**What is expected**
Word for word, transcribe every line from the one holding "What text is on this page?" through the end of the records, but not the pictures.

**Given records**
START

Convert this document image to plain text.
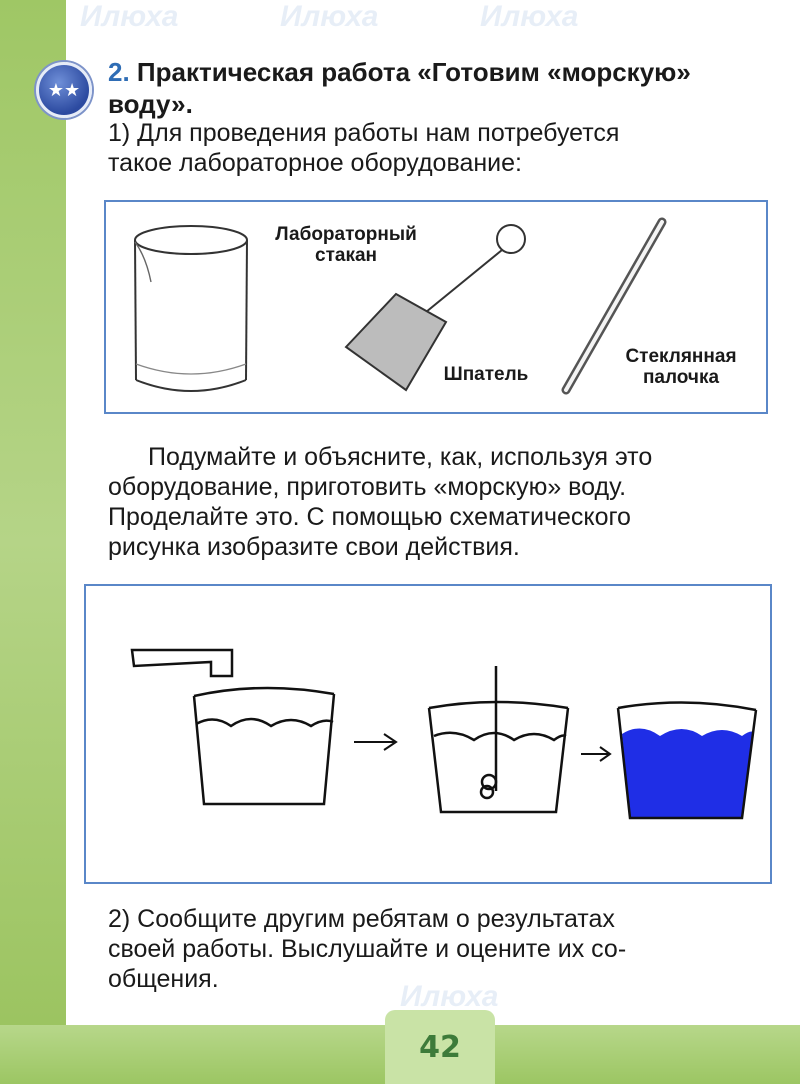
42
★★
2. Практическая работа «Готовим «морскую» воду».
1) Для проведения работы нам потребуется
такое лабораторное оборудование:
Лабораторный
стакан
Шпатель
Стеклянная
палочка
Подумайте и объясните, как, используя это
оборудование, приготовить «морскую» воду.
Проделайте это. С помощью схематического
рисунка изобразите свои действия.
2) Сообщите другим ребятам о результатах
своей работы. Выслушайте и оцените их со-
общения.
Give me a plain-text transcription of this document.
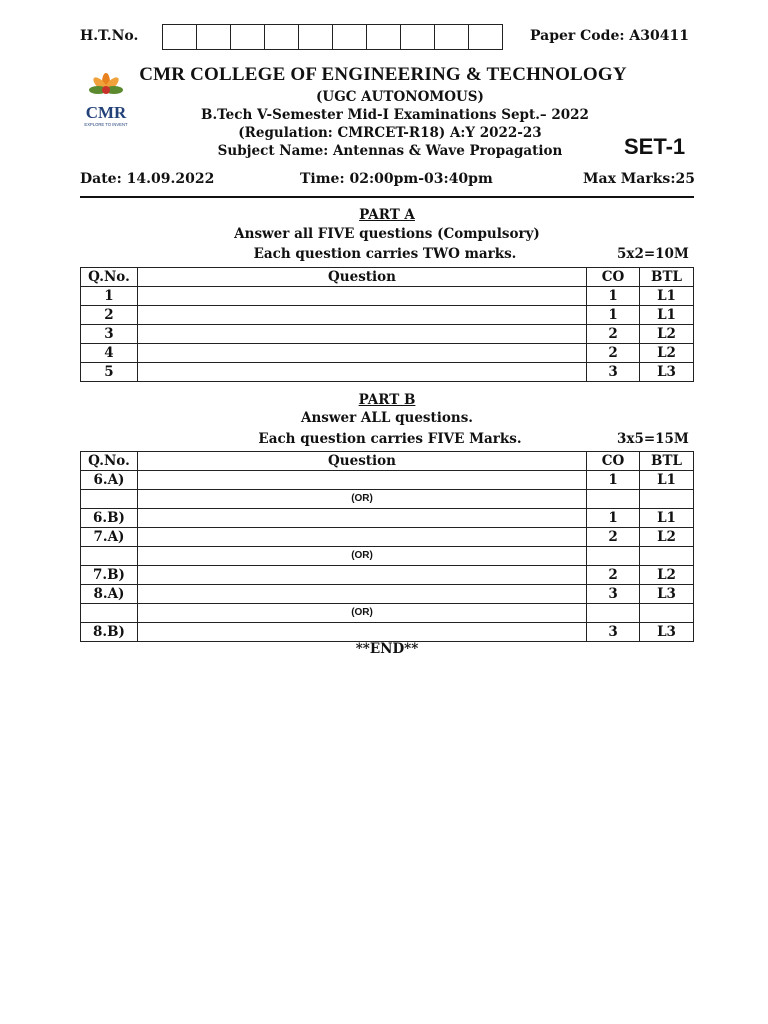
H.T.No.	Paper Code: A30411
CMR
EXPLORE TO INVENT
CMR COLLEGE OF ENGINEERING & TECHNOLOGY
(UGC AUTONOMOUS)
B.Tech V-Semester Mid-I Examinations Sept.– 2022
(Regulation: CMRCET-R18) A:Y 2022-23
Subject Name: Antennas & Wave Propagation	SET-1
Date: 14.09.2022	Time: 02:00pm-03:40pm	Max Marks:25
PART A
Answer all FIVE questions (Compulsory)
Each question carries TWO marks.	5x2=10M
Q.No.	Question	CO	BTL
1		1	L1
2		1	L1
3		2	L2
4		2	L2
5		3	L3
PART B
Answer ALL questions.
Each question carries FIVE Marks.	3x5=15M
Q.No.	Question	CO	BTL
6.A)		1	L1
	(OR)		
6.B)		1	L1
7.A)		2	L2
	(OR)		
7.B)		2	L2
8.A)		3	L3
	(OR)		
8.B)		3	L3
**END**
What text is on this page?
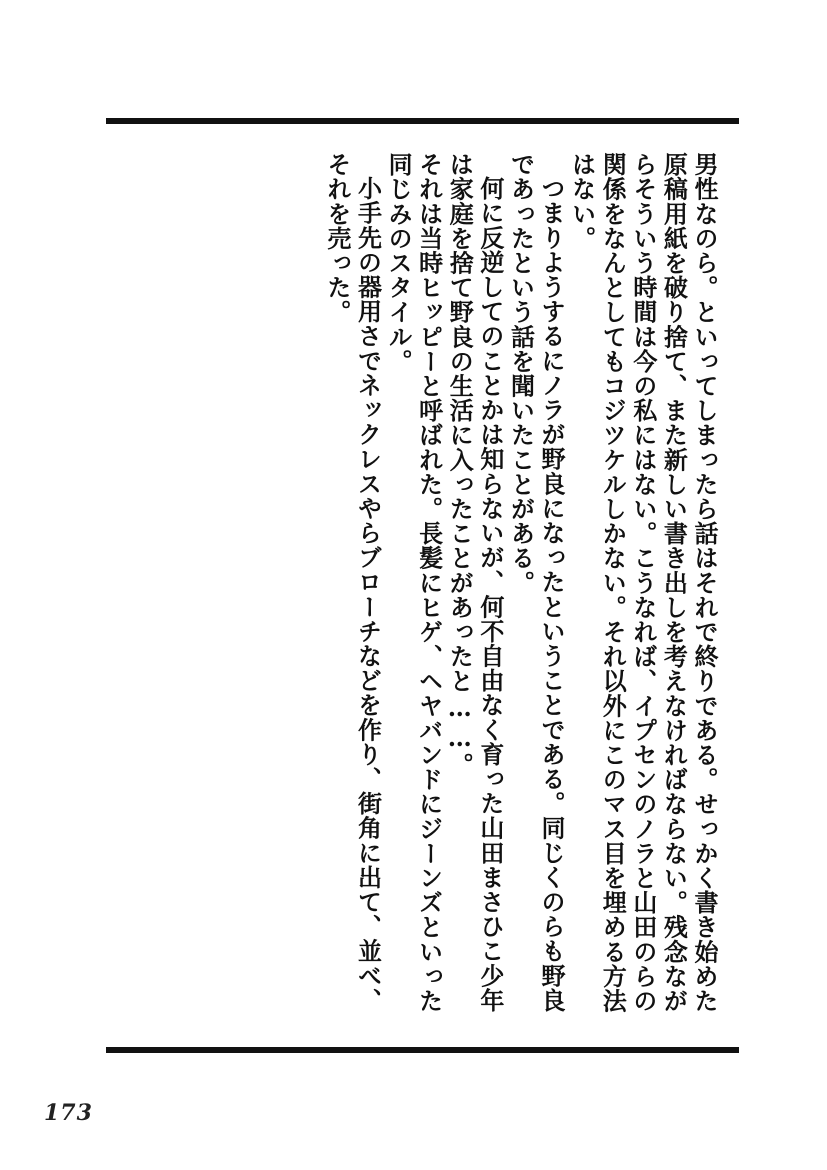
男性なのら。といってしまったら話はそれで終りである。せっかく書き始めた原稿用紙を破り捨て、また新しい書き出しを考えなければならない。残念ながらそういう時間は今の私にはない。こうなれば、イプセンのノラと山田のらの関係をなんとしてもコジツケルしかない。それ以外にこのマス目を埋める方法はない。

つまりようするにノラが野良になったということである。同じくのらも野良であったという話を聞いたことがある。

何に反逆してのことかは知らないが、何不自由なく育った山田まさひこ少年は家庭を捨て野良の生活に入ったことがあったと……。

それは当時ヒッピーと呼ばれた。長髪にヒゲ、ヘヤバンドにジーンズといった同じみのスタイル。

小手先の器用さでネックレスやらブローチなどを作り、街角に出て、並べ、それを売った。

173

END

**Result for this task**
What text is on this page?
男性なのら。といってしまったら話はそれで終りである。せっかく書き始めた原稿用紙を破り捨て、また新しい書き出しを考えなければならない。残念ながらそういう時間は今の私にはない。こうなれば、イプセンのノラと山田のらの関係をなんとしてもコジツケルしかない。それ以外にこのマス目を埋める方法はない。

つまりようするにノラが野良になったということである。同じくのらも野良であったという話を聞いたことがある。

何に反逆してのことかは知らないが、何不自由なく育った山田まさひこ少年は家庭を捨て野良の生活に入ったことがあったと……。

それは当時ヒッピーと呼ばれた。長髪にヒゲ、ヘヤバンドにジーンズといった同じみのスタイル。

小手先の器用さでネックレスやらブローチなどを作り、街角に出て、並べ、それを売った。

173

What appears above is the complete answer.